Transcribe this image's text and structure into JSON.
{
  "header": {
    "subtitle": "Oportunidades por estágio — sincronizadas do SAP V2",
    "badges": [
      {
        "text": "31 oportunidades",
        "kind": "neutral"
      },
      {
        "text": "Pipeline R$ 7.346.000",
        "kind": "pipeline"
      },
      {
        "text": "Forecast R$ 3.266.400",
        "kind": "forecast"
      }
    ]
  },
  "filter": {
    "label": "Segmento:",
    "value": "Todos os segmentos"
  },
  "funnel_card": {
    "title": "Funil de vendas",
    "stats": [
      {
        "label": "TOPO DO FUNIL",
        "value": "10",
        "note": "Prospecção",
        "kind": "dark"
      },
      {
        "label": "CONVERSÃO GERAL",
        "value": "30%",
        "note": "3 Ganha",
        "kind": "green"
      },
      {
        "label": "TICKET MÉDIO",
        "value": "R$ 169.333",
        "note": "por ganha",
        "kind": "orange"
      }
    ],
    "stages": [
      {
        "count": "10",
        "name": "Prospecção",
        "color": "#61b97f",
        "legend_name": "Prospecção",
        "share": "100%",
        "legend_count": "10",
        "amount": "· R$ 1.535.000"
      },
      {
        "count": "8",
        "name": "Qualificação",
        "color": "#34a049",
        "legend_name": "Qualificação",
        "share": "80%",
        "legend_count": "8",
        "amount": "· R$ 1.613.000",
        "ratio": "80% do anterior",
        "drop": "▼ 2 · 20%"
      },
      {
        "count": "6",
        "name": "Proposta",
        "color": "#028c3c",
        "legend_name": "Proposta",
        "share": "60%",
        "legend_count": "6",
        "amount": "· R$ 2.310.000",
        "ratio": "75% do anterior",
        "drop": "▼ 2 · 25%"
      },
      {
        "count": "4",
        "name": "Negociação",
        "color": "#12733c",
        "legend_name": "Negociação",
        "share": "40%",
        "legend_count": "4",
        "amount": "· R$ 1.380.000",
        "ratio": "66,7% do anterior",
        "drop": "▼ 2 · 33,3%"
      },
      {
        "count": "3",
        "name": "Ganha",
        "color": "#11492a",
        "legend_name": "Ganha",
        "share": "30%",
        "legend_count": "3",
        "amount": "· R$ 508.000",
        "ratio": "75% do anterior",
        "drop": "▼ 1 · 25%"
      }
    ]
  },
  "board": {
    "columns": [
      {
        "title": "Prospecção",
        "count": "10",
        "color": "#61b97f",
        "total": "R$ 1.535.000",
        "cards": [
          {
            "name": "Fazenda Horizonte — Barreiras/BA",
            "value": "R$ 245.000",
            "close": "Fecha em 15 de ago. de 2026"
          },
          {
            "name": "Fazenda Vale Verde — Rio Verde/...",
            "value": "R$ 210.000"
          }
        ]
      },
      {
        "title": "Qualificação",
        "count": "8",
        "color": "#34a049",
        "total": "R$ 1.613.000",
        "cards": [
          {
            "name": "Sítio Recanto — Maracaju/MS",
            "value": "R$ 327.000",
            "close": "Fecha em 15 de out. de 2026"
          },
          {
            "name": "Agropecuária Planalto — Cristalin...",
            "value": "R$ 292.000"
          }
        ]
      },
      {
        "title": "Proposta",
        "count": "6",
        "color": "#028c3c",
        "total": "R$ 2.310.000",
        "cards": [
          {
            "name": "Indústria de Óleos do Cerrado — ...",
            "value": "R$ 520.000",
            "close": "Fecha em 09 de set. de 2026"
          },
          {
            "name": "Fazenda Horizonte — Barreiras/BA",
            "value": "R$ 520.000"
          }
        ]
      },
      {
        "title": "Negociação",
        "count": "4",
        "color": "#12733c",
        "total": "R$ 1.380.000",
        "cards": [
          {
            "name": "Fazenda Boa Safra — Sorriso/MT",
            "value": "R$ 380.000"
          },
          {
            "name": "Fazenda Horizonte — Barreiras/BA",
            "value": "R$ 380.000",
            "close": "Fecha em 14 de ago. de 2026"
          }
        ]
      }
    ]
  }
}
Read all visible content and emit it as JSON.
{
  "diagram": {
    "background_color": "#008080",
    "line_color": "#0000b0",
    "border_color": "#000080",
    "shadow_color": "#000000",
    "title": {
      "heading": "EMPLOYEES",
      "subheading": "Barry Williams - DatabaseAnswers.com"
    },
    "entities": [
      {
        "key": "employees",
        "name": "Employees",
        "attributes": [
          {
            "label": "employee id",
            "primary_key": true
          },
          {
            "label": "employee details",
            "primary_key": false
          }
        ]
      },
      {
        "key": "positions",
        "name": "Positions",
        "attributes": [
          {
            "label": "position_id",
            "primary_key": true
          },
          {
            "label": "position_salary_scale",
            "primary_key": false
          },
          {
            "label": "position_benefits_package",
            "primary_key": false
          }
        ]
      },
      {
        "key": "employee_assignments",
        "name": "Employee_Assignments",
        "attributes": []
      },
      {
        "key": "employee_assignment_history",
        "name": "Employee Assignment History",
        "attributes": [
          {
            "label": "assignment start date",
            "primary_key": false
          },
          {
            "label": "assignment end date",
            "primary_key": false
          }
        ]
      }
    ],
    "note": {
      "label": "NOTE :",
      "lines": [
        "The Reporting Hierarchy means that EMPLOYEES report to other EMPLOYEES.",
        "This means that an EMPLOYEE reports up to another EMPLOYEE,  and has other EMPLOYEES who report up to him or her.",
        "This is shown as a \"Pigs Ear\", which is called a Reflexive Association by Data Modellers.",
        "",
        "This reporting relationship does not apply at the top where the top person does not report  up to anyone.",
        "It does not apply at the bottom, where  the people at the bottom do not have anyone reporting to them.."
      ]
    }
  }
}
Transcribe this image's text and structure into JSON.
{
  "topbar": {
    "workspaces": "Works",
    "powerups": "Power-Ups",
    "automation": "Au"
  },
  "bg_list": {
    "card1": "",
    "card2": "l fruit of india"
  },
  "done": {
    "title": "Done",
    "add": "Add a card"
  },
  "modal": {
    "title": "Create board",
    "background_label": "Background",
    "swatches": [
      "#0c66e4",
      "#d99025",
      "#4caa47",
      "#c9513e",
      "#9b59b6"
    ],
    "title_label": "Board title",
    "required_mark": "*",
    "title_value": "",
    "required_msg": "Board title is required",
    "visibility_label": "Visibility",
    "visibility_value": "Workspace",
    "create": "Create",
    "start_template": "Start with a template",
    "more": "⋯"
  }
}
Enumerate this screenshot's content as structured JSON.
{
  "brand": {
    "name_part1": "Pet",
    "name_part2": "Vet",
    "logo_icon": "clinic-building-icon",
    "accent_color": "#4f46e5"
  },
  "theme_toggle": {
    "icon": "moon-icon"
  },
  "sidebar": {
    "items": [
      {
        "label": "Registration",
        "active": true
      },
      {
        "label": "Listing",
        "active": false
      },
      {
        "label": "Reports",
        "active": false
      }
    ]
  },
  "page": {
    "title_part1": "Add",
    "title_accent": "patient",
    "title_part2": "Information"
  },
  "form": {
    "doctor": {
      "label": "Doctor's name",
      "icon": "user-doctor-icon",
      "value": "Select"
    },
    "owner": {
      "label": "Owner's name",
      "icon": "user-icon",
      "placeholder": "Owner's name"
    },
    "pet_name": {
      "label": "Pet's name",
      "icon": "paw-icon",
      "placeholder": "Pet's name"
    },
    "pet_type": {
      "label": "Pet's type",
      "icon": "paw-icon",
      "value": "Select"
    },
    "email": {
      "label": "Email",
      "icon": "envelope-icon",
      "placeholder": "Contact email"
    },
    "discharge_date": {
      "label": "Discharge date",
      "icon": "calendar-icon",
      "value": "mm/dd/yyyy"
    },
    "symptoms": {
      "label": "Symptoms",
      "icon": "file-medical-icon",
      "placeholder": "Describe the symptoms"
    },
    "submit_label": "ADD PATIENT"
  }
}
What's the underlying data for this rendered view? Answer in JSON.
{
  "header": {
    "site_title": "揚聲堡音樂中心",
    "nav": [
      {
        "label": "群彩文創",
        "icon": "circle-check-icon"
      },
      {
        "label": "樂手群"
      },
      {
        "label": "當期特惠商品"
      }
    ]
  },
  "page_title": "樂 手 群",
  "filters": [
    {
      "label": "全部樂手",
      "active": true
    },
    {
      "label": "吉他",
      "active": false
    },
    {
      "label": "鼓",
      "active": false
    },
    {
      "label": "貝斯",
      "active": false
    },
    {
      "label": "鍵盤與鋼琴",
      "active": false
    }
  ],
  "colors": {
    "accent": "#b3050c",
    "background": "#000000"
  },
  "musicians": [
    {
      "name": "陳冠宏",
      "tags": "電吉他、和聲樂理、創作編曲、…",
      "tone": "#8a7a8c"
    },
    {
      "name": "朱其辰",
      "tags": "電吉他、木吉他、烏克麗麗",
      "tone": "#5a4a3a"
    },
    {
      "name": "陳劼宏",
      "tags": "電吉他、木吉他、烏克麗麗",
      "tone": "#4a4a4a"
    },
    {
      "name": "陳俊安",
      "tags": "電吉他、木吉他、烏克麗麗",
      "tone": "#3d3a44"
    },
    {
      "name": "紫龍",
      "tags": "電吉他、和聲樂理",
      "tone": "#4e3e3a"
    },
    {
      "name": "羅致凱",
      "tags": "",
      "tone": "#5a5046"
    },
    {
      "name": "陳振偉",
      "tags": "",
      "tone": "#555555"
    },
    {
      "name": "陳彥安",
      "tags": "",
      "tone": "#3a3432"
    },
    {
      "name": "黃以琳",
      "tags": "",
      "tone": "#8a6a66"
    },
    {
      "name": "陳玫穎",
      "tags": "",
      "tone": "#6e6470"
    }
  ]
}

| WORK REQUIRED |
Using the records above, gather all lines where the string "text" is present.

| REPLY TO THE TASK |
Transcribe this image's text and structure into JSON.
        "text": "31 oportunidades",
        "text": "Pipeline R$ 7.346.000",
        "text": "Forecast R$ 3.266.400",
Transcribe this image's text and structure into JSON.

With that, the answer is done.